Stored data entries
== == ==

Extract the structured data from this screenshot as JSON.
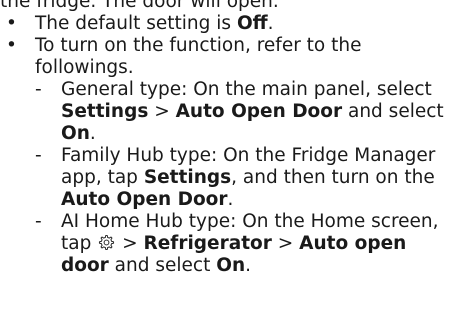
{
  "intro_fragment": "the fridge. The door will open.",
  "bullets": [
    {
      "text_before": "The default setting is ",
      "bold": "Off",
      "text_after": "."
    },
    {
      "text": "To turn on the function, refer to the followings.",
      "subitems": [
        {
          "t1": "General type: On the main panel, select ",
          "b1": "Settings",
          "t2": " > ",
          "b2": "Auto Open Door",
          "t3": " and select ",
          "b3": "On",
          "t4": "."
        },
        {
          "t1": "Family Hub type: On the Fridge Manager app, tap ",
          "b1": "Settings",
          "t2": ", and then turn on the ",
          "b2": "Auto Open Door",
          "t3": "."
        },
        {
          "t1": "AI Home Hub type: On the Home screen, tap ",
          "icon": "gear-icon",
          "t2": " > ",
          "b1": "Refrigerator",
          "t3": " > ",
          "b2": "Auto open door",
          "t4": " and select ",
          "b3": "On",
          "t5": "."
        }
      ]
    }
  ],
  "bullet_glyph": "•",
  "dash_glyph": "-"
}
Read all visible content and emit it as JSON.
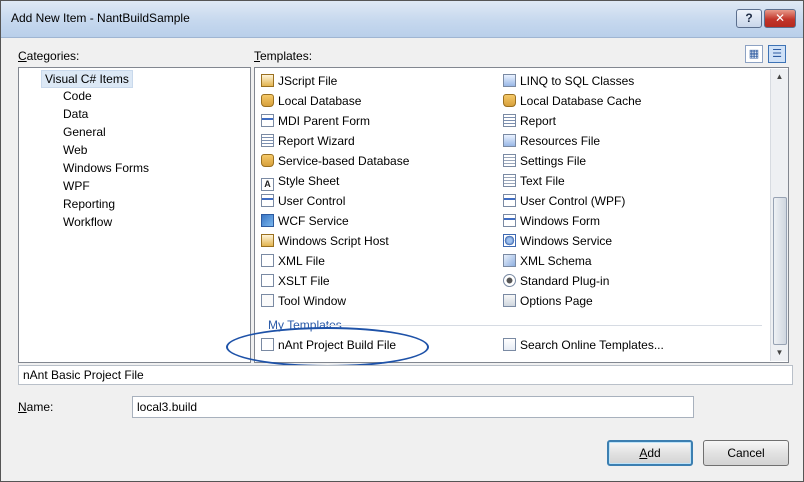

== == ==

● The problem: Across the material above, how many lines include the string "type"? Only the number is wanted.

● Written reply: 3